**** Data provided ****

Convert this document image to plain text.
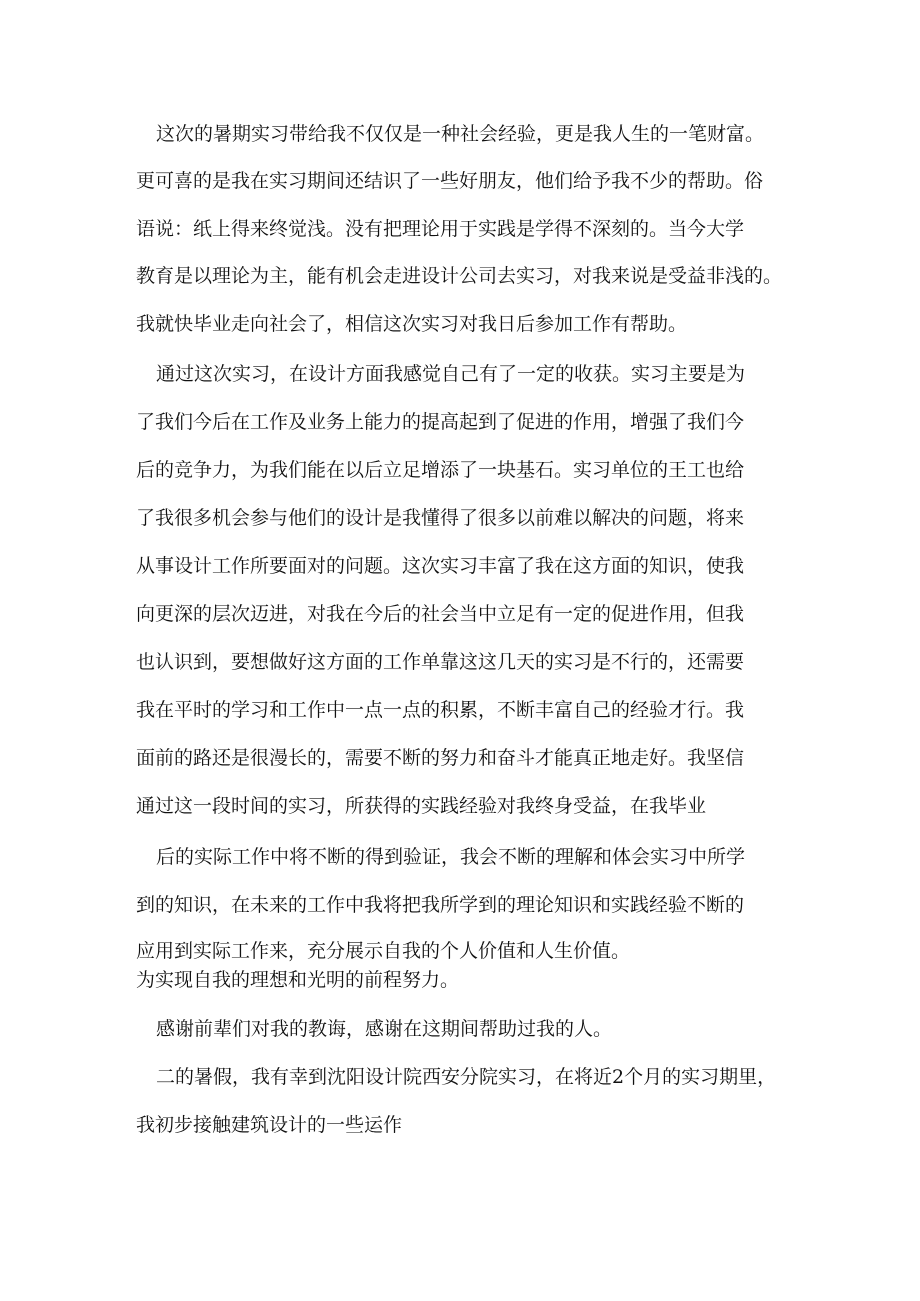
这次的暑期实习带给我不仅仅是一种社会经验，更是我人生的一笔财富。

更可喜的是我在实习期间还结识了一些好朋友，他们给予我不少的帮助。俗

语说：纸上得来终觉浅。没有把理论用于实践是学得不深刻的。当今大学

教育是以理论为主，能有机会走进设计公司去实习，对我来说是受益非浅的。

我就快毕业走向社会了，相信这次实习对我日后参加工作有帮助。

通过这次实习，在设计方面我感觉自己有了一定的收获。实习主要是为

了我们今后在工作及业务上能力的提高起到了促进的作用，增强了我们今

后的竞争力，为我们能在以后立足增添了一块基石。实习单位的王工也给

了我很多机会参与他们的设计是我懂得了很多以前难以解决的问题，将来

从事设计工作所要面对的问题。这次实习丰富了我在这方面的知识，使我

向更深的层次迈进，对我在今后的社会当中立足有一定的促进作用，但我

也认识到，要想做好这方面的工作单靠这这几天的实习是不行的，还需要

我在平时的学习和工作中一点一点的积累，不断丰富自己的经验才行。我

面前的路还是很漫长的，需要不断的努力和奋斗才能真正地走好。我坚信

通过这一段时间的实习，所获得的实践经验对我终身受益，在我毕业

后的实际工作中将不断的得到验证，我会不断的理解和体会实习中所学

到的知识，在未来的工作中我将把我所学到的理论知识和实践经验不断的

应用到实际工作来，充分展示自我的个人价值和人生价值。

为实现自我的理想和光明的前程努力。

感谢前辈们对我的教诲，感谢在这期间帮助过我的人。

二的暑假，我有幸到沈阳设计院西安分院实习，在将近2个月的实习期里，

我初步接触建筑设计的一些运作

****
**** Data provided ****

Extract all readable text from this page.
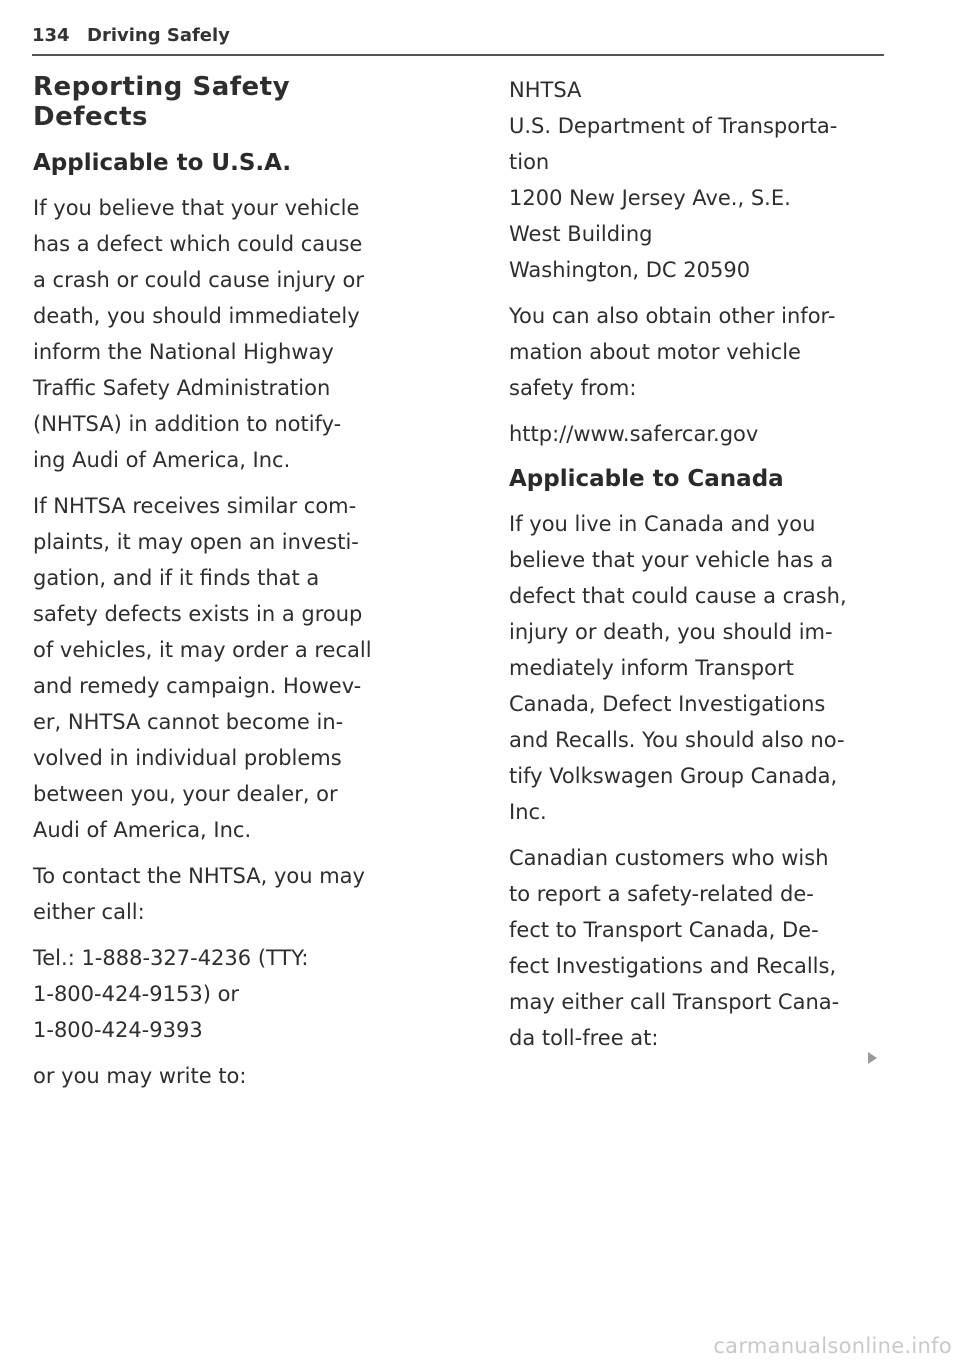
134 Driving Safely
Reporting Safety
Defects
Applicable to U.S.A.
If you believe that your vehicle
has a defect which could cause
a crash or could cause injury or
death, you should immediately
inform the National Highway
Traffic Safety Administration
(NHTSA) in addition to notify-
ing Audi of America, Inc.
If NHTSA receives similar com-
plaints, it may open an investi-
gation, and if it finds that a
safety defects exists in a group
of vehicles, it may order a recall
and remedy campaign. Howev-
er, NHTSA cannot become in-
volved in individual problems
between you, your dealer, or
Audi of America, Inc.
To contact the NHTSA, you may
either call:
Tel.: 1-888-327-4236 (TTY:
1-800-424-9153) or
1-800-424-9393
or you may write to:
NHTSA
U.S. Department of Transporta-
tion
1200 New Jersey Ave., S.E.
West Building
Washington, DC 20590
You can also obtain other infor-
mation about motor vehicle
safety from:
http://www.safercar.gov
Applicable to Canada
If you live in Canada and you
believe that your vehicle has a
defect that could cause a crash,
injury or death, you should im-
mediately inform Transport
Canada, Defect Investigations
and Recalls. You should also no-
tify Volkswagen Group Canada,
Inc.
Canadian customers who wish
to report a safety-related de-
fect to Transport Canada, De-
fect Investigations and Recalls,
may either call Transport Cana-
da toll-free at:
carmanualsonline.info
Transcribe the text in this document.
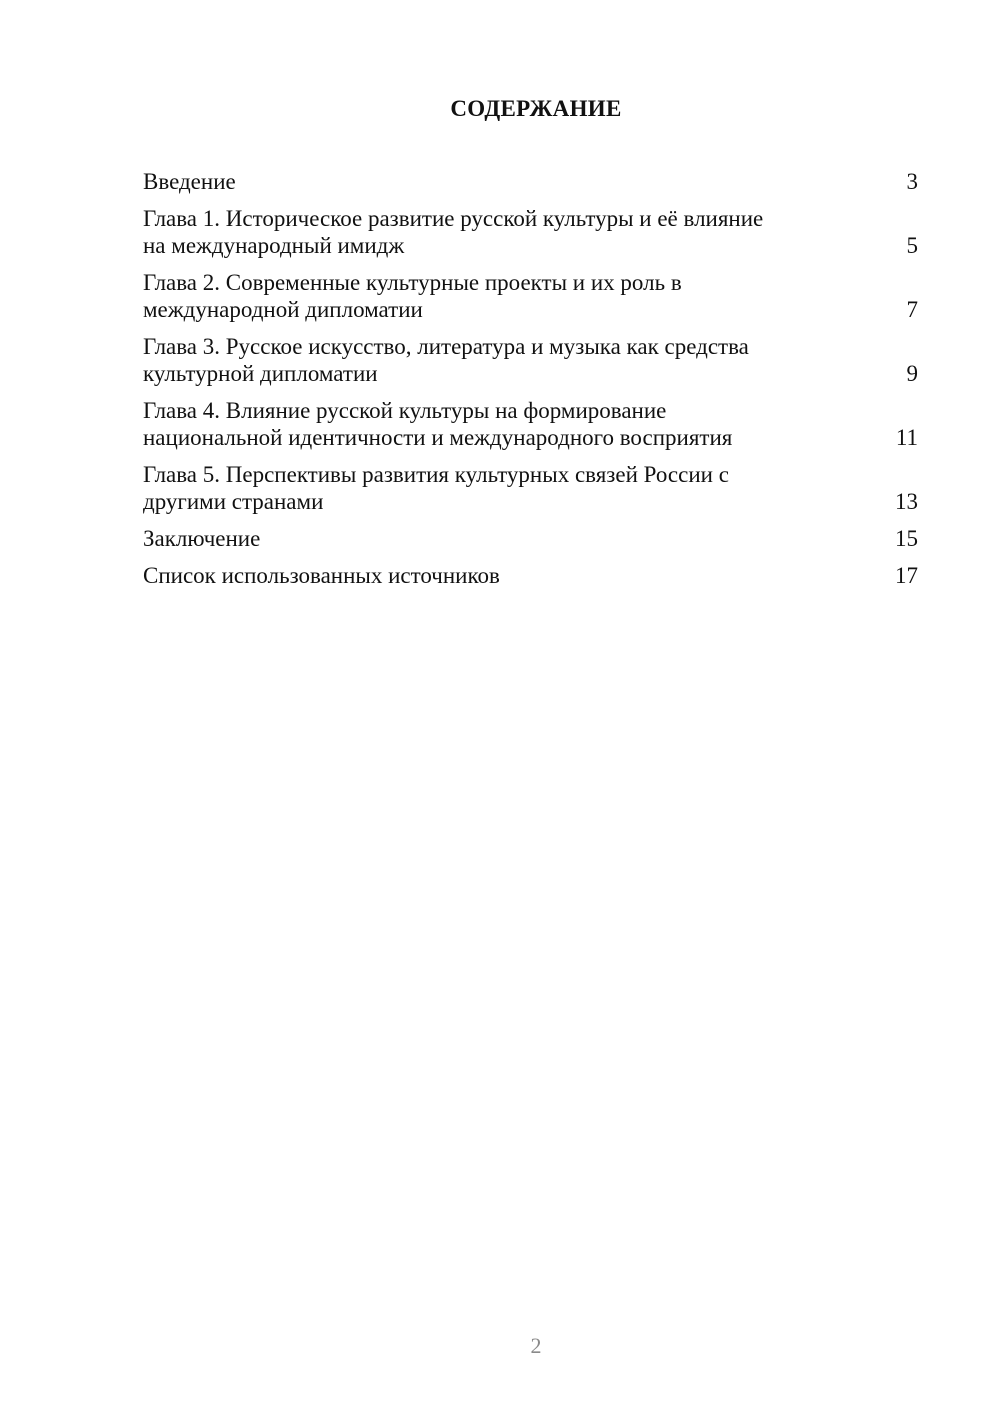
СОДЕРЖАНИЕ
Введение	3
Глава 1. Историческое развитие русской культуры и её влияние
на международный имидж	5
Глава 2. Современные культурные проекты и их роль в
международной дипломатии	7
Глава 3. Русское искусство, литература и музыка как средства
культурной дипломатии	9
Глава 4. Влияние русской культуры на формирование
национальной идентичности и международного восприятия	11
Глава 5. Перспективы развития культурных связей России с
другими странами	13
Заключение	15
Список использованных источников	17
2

****

_What you are asked to do:_
Copy all the lines above that hold the string "this".

_Right answer:_
Convert this document image to plain text.
Extract all readable text from this page.
Transcribe the text in this document.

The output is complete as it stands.